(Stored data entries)
^^^^

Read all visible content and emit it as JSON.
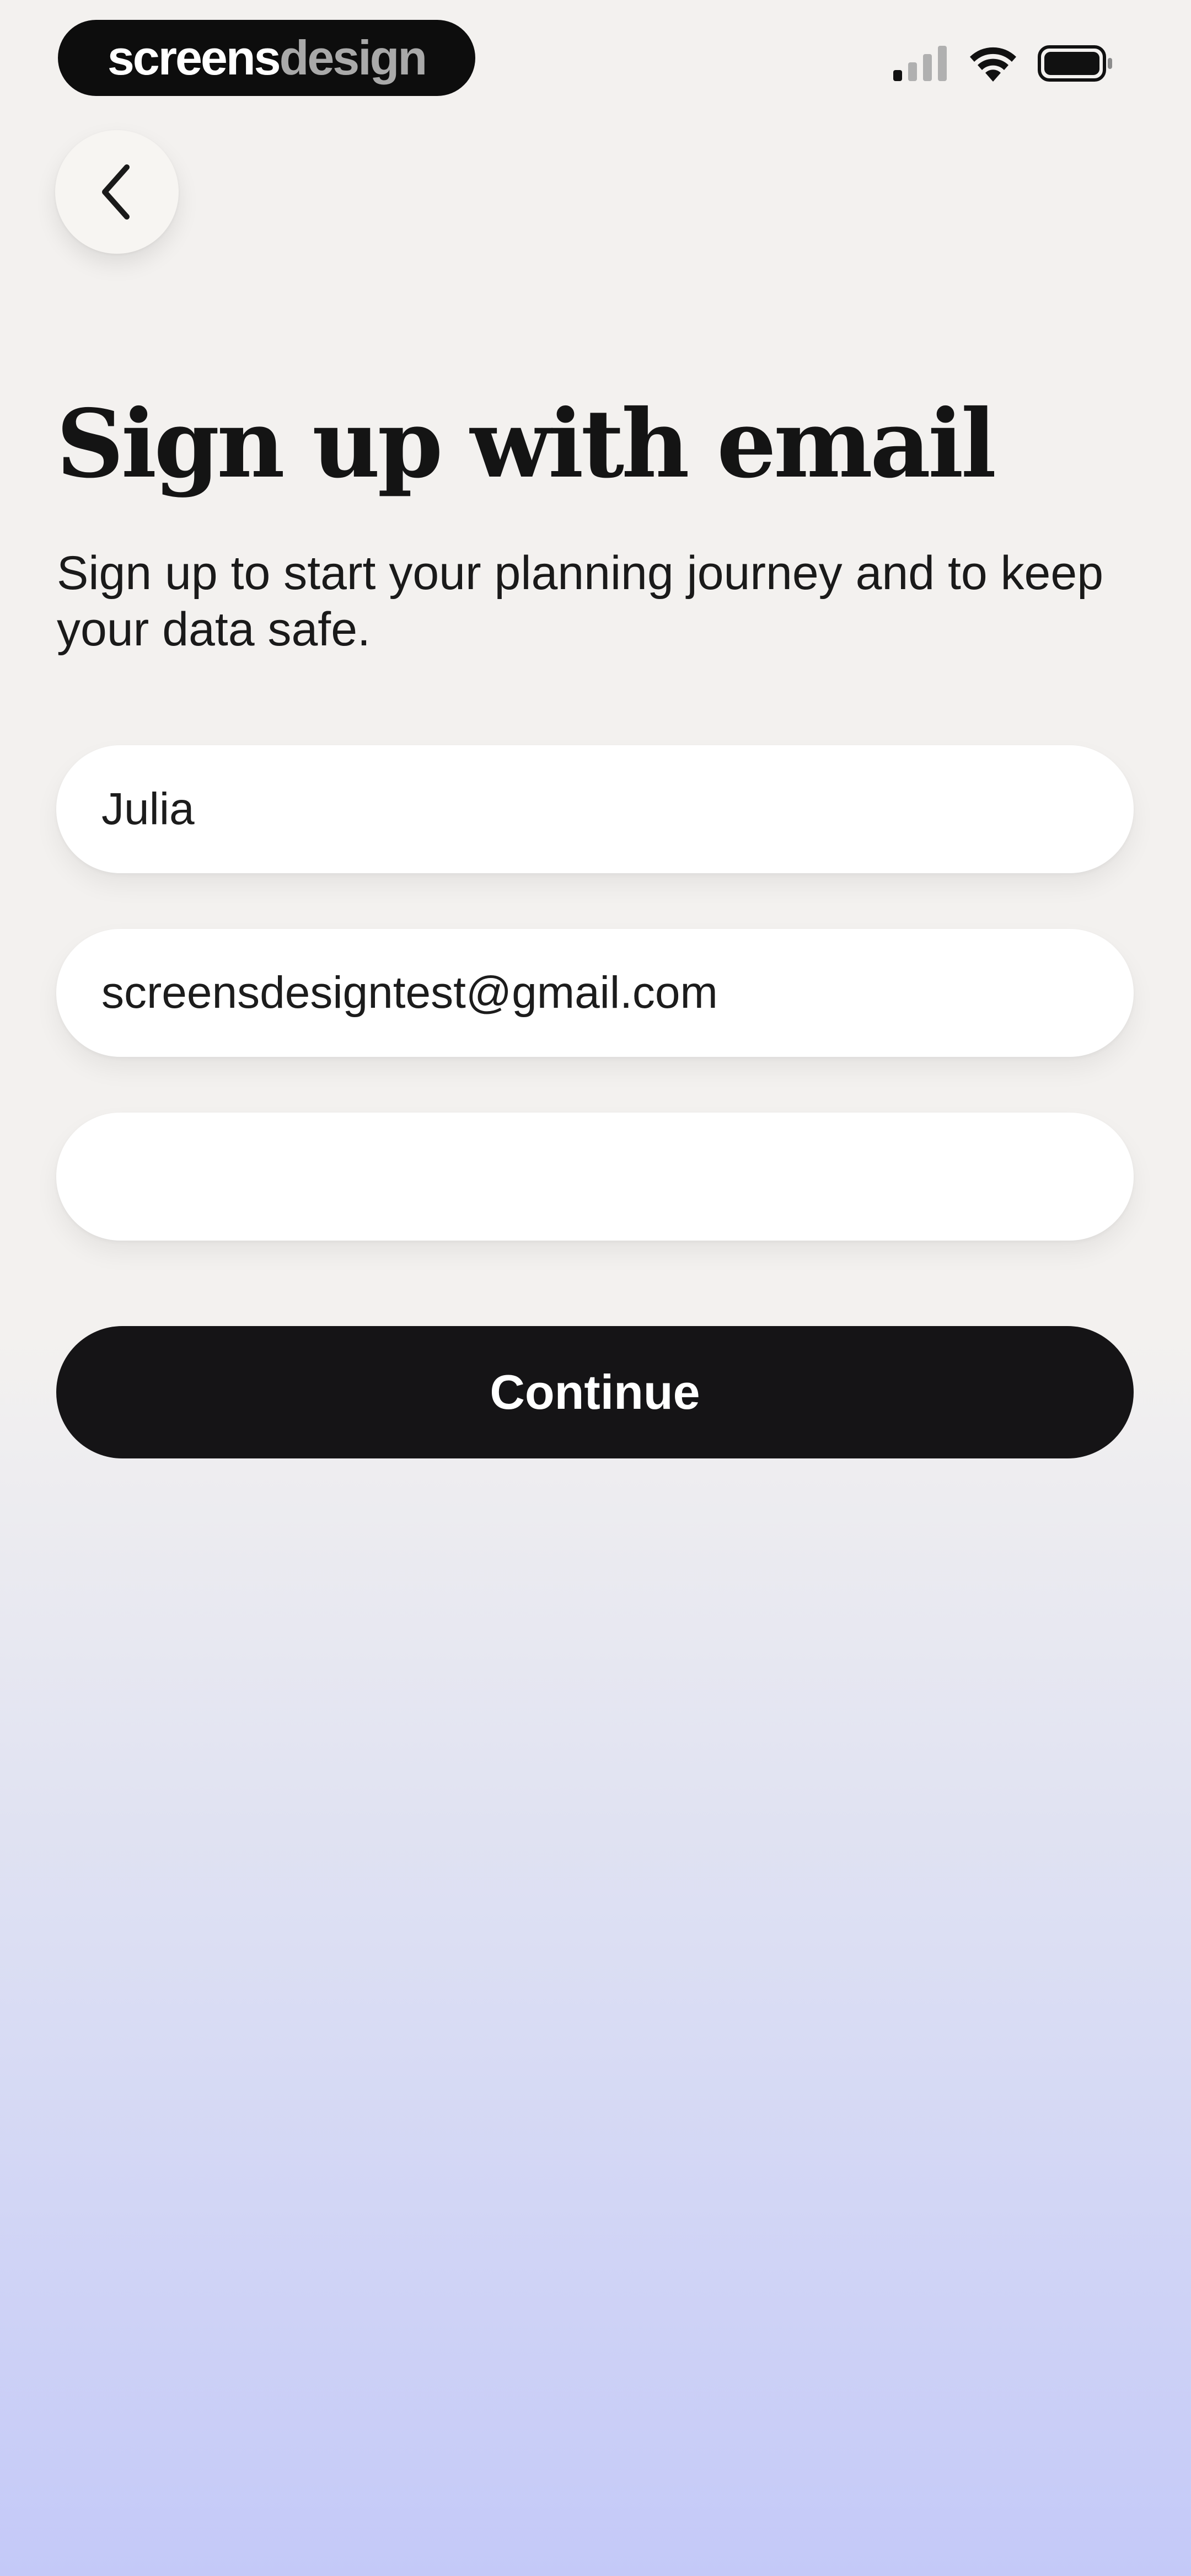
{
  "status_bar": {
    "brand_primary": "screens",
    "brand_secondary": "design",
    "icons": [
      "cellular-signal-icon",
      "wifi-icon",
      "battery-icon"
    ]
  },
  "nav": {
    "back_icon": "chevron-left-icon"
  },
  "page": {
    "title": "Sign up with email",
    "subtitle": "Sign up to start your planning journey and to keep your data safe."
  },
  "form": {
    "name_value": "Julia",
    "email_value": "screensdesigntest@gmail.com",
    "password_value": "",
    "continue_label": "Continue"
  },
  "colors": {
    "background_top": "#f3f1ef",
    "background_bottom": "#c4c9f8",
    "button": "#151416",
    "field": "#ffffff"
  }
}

^^^^

#### [Aim]
Quote the records in their entirety, keeping the wording exact and excluding pictures.

#### [Task output]
Read all visible content and emit it as JSON.
{
  "status_bar": {
    "brand_primary": "screens",
    "brand_secondary": "design",
    "icons": [
      "cellular-signal-icon",
      "wifi-icon",
      "battery-icon"
    ]
  },
  "nav": {
    "back_icon": "chevron-left-icon"
  },
  "page": {
    "title": "Sign up with email",
    "subtitle": "Sign up to start your planning journey and to keep your data safe."
  },
  "form": {
    "name_value": "Julia",
    "email_value": "screensdesigntest@gmail.com",
    "password_value": "",
    "continue_label": "Continue"
  },
  "colors": {
    "background_top": "#f3f1ef",
    "background_bottom": "#c4c9f8",
    "button": "#151416",
    "field": "#ffffff"
  }
}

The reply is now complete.